Dataset records

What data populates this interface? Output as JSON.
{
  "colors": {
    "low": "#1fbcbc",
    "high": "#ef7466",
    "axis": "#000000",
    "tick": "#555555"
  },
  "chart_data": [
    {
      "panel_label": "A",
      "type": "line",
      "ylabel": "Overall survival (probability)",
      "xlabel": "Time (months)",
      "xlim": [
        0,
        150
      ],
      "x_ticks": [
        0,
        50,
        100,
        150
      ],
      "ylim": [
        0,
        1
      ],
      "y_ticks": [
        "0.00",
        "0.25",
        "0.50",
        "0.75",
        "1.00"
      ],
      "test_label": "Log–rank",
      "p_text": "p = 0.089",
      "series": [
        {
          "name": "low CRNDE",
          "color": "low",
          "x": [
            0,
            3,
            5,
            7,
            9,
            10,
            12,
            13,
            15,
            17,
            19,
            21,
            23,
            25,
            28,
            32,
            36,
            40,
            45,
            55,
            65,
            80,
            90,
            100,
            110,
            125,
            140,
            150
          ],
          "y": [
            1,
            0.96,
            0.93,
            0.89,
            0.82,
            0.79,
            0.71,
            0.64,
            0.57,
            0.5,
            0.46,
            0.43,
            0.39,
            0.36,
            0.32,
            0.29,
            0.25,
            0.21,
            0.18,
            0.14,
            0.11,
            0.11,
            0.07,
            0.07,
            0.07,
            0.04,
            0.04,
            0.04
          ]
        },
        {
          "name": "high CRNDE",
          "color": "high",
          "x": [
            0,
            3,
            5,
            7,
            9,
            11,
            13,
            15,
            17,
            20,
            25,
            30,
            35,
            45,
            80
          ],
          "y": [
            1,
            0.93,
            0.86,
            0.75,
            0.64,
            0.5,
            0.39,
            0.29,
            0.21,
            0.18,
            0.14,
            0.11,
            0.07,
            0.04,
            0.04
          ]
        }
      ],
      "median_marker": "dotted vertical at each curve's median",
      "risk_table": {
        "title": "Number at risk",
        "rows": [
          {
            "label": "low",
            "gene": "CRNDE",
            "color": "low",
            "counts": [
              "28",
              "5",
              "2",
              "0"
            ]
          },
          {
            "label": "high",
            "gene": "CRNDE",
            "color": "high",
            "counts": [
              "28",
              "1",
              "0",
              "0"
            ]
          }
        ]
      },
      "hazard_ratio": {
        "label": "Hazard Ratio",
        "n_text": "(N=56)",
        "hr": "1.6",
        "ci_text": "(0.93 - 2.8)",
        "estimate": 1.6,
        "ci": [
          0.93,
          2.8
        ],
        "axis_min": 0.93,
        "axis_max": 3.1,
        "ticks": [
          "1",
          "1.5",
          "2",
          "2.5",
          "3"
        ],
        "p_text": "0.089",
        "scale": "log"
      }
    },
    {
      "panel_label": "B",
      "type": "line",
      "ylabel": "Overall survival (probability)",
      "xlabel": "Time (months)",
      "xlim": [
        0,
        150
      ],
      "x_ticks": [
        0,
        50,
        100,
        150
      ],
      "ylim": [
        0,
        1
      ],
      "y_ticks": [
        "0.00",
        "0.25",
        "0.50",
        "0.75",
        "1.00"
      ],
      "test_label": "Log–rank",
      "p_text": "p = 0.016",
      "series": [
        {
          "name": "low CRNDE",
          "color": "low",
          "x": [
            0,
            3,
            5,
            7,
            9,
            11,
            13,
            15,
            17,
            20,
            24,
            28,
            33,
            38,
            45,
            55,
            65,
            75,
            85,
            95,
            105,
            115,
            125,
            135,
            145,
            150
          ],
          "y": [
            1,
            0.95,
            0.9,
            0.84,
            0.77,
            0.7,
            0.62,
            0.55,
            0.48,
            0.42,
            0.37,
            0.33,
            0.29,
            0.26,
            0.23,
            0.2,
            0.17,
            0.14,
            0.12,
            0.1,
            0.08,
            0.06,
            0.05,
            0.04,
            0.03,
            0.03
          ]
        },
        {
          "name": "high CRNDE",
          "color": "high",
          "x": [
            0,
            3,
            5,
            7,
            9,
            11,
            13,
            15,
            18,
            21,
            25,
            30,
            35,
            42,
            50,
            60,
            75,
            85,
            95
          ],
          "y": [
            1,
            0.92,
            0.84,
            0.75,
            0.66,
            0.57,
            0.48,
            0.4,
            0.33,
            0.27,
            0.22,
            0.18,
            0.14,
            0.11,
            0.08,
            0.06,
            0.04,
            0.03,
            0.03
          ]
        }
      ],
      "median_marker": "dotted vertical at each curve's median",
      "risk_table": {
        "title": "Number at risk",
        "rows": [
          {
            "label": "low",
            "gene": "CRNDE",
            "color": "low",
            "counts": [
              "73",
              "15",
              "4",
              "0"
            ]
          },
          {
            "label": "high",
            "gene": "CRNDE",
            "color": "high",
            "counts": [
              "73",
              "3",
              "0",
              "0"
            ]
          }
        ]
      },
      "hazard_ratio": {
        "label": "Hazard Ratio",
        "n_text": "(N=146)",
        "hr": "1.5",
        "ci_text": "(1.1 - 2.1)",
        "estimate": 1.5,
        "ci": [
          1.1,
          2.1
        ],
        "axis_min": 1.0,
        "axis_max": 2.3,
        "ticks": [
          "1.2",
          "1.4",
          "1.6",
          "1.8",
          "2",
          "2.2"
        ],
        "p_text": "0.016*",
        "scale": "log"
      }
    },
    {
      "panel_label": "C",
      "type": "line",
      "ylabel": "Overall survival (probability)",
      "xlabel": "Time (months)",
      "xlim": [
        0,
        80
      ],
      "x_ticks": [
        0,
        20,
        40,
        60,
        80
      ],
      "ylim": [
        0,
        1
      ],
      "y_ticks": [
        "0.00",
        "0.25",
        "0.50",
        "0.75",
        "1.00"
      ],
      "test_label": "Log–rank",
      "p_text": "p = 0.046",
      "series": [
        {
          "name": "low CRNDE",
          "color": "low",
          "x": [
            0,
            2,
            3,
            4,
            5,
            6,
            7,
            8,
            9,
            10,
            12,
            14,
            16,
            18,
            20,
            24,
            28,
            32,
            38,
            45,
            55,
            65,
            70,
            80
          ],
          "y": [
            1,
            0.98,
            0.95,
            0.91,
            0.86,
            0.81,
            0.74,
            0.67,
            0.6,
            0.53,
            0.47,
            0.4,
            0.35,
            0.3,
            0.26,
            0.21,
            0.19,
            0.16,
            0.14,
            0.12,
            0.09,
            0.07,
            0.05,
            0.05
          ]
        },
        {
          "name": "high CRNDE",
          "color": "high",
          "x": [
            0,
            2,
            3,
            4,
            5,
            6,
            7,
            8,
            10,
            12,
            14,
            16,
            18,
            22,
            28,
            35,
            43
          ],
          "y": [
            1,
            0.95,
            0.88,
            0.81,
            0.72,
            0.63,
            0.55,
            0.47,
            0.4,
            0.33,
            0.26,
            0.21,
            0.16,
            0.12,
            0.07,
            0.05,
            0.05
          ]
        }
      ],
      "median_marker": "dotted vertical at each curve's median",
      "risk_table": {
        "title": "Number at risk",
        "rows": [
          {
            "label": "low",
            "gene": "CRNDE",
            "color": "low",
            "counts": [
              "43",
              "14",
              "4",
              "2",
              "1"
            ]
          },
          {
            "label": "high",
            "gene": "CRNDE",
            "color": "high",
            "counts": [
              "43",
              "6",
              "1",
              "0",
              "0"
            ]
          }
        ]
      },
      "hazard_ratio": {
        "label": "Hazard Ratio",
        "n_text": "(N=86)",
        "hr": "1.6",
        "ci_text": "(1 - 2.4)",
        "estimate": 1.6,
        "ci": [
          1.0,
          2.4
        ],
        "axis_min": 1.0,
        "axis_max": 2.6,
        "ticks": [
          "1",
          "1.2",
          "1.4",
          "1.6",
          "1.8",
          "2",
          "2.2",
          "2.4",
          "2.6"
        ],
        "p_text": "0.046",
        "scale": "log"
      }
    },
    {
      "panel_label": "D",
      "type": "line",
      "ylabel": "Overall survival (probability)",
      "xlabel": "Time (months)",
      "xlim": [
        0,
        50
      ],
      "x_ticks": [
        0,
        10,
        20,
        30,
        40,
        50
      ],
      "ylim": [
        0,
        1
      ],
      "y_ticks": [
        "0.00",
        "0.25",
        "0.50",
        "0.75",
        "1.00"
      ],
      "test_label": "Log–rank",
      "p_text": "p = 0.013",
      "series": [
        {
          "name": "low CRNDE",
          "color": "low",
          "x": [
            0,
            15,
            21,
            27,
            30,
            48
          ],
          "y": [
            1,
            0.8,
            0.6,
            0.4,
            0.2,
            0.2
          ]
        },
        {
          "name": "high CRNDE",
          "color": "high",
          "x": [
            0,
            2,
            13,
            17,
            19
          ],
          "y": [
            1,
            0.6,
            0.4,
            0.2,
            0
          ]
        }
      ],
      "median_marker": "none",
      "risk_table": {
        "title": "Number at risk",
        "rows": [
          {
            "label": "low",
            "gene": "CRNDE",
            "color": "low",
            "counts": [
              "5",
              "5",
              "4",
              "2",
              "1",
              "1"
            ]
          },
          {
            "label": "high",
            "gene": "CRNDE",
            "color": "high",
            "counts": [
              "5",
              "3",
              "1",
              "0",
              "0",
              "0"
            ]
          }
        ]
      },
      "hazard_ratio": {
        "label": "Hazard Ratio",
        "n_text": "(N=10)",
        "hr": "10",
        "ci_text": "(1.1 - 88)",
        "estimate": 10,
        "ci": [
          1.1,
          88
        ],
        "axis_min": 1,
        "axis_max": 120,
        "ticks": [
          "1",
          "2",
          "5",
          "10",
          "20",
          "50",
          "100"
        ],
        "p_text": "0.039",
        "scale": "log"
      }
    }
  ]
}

Task requirements
Write out every line of the preceding listing that contains "estimate".

Complete output
        "estimate": 1.6,
        "estimate": 1.5,
        "estimate": 1.6,
        "estimate": 10,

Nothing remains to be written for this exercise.